## [Description of the task]
The records that follow are to be repeated exactly, with the pictures removed.

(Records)

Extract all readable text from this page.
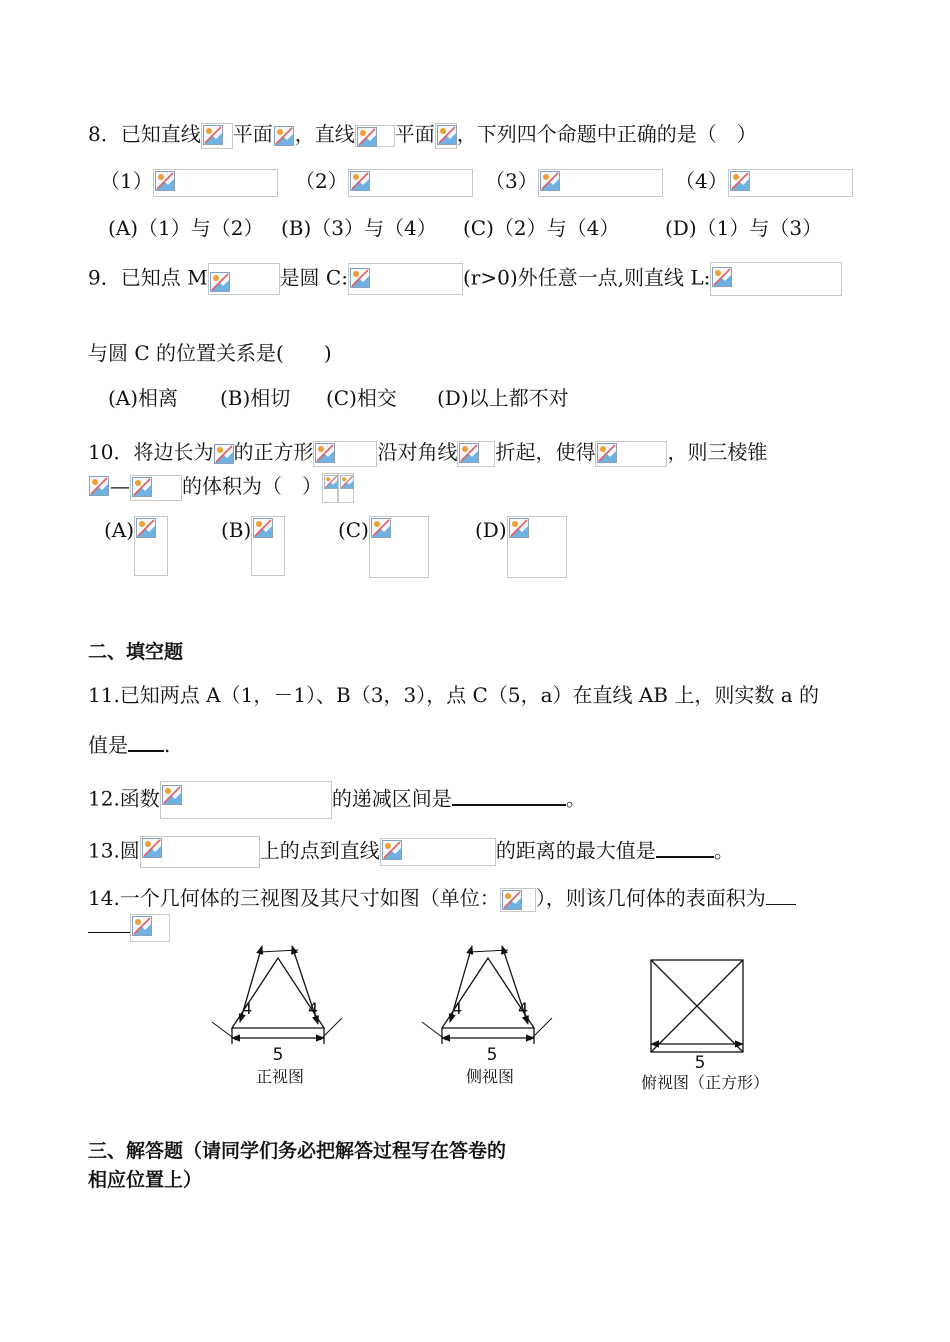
8．已知直线 平面 ，直线 平面 ，下列四个命题中正确的是（　）
（1）	（2）	（3）	（4）
(A)（1）与（2） (B)（3）与（4） (C)（2）与（4） (D)（1）与（3）
9．已知点 M	是圆 C:	(r>0)外任意一点,则直线 L:
与圆 C 的位置关系是(　　)
(A)相离 (B)相切 (C)相交 (D)以上都不对
10．将边长为 的正方形	沿对角线 折起，使得	，则三棱锥
—	的体积为（　）
(A)	(B)	(C)	(D)
二、填空题
11.已知两点 A（1，－1）、B（3，3），点 C（5，a）在直线 AB 上，则实数 a 的
值是 .
12.函数	的递减区间是	。
13.圆	上的点到直线	的距离的最大值是	。
14.一个几何体的三视图及其尺寸如图（单位： ），则该几何体的表面积为
4	4
5
正视图
4	4
5
侧视图
5
俯视图（正方形）
三、解答题（请同学们务必把解答过程写在答卷的
相应位置上）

## [Exercise result]
Extract all readable text from this page.
8．已知直线 平面 ，直线 平面 ，下列四个命题中正确的是（　）
（1）	（2）	（3）	（4）
(A)（1）与（2） (B)（3）与（4） (C)（2）与（4） (D)（1）与（3）
9．已知点 M	是圆 C:	(r>0)外任意一点,则直线 L:
与圆 C 的位置关系是(　　)
(A)相离 (B)相切 (C)相交 (D)以上都不对
10．将边长为 的正方形	沿对角线 折起，使得	，则三棱锥
—	的体积为（　）
(A)	(B)	(C)	(D)
二、填空题
11.已知两点 A（1，－1）、B（3，3），点 C（5，a）在直线 AB 上，则实数 a 的
值是 .
12.函数	的递减区间是	。
13.圆	上的点到直线	的距离的最大值是	。
14.一个几何体的三视图及其尺寸如图（单位： ），则该几何体的表面积为
4	4
5
正视图
4	4
5
侧视图
5
俯视图（正方形）
三、解答题（请同学们务必把解答过程写在答卷的
相应位置上）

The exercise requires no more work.